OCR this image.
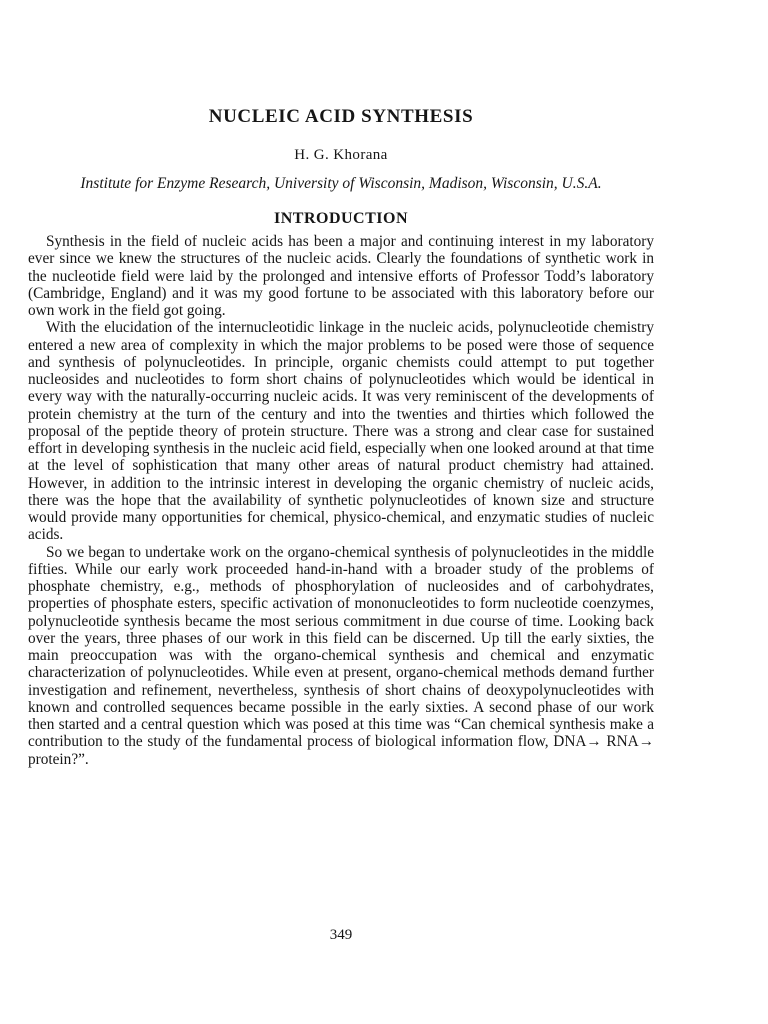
NUCLEIC ACID SYNTHESIS

H. G. Khorana

Institute for Enzyme Research, University of Wisconsin, Madison, Wisconsin, U.S.A.

INTRODUCTION

Synthesis in the field of nucleic acids has been a major and continuing interest in my laboratory ever since we knew the structures of the nucleic acids. Clearly the foundations of synthetic work in the nucleotide field were laid by the prolonged and intensive efforts of Professor Todd’s laboratory (Cambridge, England) and it was my good fortune to be associated with this laboratory before our own work in the field got going.

With the elucidation of the internucleotidic linkage in the nucleic acids, polynucleotide chemistry entered a new area of complexity in which the major problems to be posed were those of sequence and synthesis of polynucleotides. In principle, organic chemists could attempt to put together nucleosides and nucleotides to form short chains of polynucleotides which would be identical in every way with the naturally-occurring nucleic acids. It was very reminiscent of the developments of protein chemistry at the turn of the century and into the twenties and thirties which followed the proposal of the peptide theory of protein structure. There was a strong and clear case for sustained effort in developing synthesis in the nucleic acid field, especially when one looked around at that time at the level of sophistication that many other areas of natural product chemistry had attained. However, in addition to the intrinsic interest in developing the organic chemistry of nucleic acids, there was the hope that the availability of synthetic polynucleotides of known size and structure would provide many opportunities for chemical, physico-chemical, and enzymatic studies of nucleic acids.

So we began to undertake work on the organo-chemical synthesis of polynucleotides in the middle fifties. While our early work proceeded hand-in-hand with a broader study of the problems of phosphate chemistry, e.g., methods of phosphorylation of nucleosides and of carbohydrates, properties of phosphate esters, specific activation of mononucleotides to form nucleotide coenzymes, polynucleotide synthesis became the most serious commitment in due course of time. Looking back over the years, three phases of our work in this field can be discerned. Up till the early sixties, the main preoccupation was with the organo-chemical synthesis and chemical and enzymatic characterization of polynucleotides. While even at present, organo-chemical methods demand further investigation and refinement, nevertheless, synthesis of short chains of deoxypolynucleotides with known and controlled sequences became possible in the early sixties. A second phase of our work then started and a central question which was posed at this time was “Can chemical synthesis make a contribution to the study of the fundamental process of biological information flow, DNA→ RNA→ protein?”.

349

+-------+

- [Work required] Set down all of the data word for word; no pictures belong in it.

- [Exercise solution]
OCR this image.
NUCLEIC ACID SYNTHESIS

H. G. Khorana

Institute for Enzyme Research, University of Wisconsin, Madison, Wisconsin, U.S.A.

INTRODUCTION

Synthesis in the field of nucleic acids has been a major and continuing interest in my laboratory ever since we knew the structures of the nucleic acids. Clearly the foundations of synthetic work in the nucleotide field were laid by the prolonged and intensive efforts of Professor Todd’s laboratory (Cambridge, England) and it was my good fortune to be associated with this laboratory before our own work in the field got going.

With the elucidation of the internucleotidic linkage in the nucleic acids, polynucleotide chemistry entered a new area of complexity in which the major problems to be posed were those of sequence and synthesis of polynucleotides. In principle, organic chemists could attempt to put together nucleosides and nucleotides to form short chains of polynucleotides which would be identical in every way with the naturally-occurring nucleic acids. It was very reminiscent of the developments of protein chemistry at the turn of the century and into the twenties and thirties which followed the proposal of the peptide theory of protein structure. There was a strong and clear case for sustained effort in developing synthesis in the nucleic acid field, especially when one looked around at that time at the level of sophistication that many other areas of natural product chemistry had attained. However, in addition to the intrinsic interest in developing the organic chemistry of nucleic acids, there was the hope that the availability of synthetic polynucleotides of known size and structure would provide many opportunities for chemical, physico-chemical, and enzymatic studies of nucleic acids.

So we began to undertake work on the organo-chemical synthesis of polynucleotides in the middle fifties. While our early work proceeded hand-in-hand with a broader study of the problems of phosphate chemistry, e.g., methods of phosphorylation of nucleosides and of carbohydrates, properties of phosphate esters, specific activation of mononucleotides to form nucleotide coenzymes, polynucleotide synthesis became the most serious commitment in due course of time. Looking back over the years, three phases of our work in this field can be discerned. Up till the early sixties, the main preoccupation was with the organo-chemical synthesis and chemical and enzymatic characterization of polynucleotides. While even at present, organo-chemical methods demand further investigation and refinement, nevertheless, synthesis of short chains of deoxypolynucleotides with known and controlled sequences became possible in the early sixties. A second phase of our work then started and a central question which was posed at this time was “Can chemical synthesis make a contribution to the study of the fundamental process of biological information flow, DNA→ RNA→ protein?”.

349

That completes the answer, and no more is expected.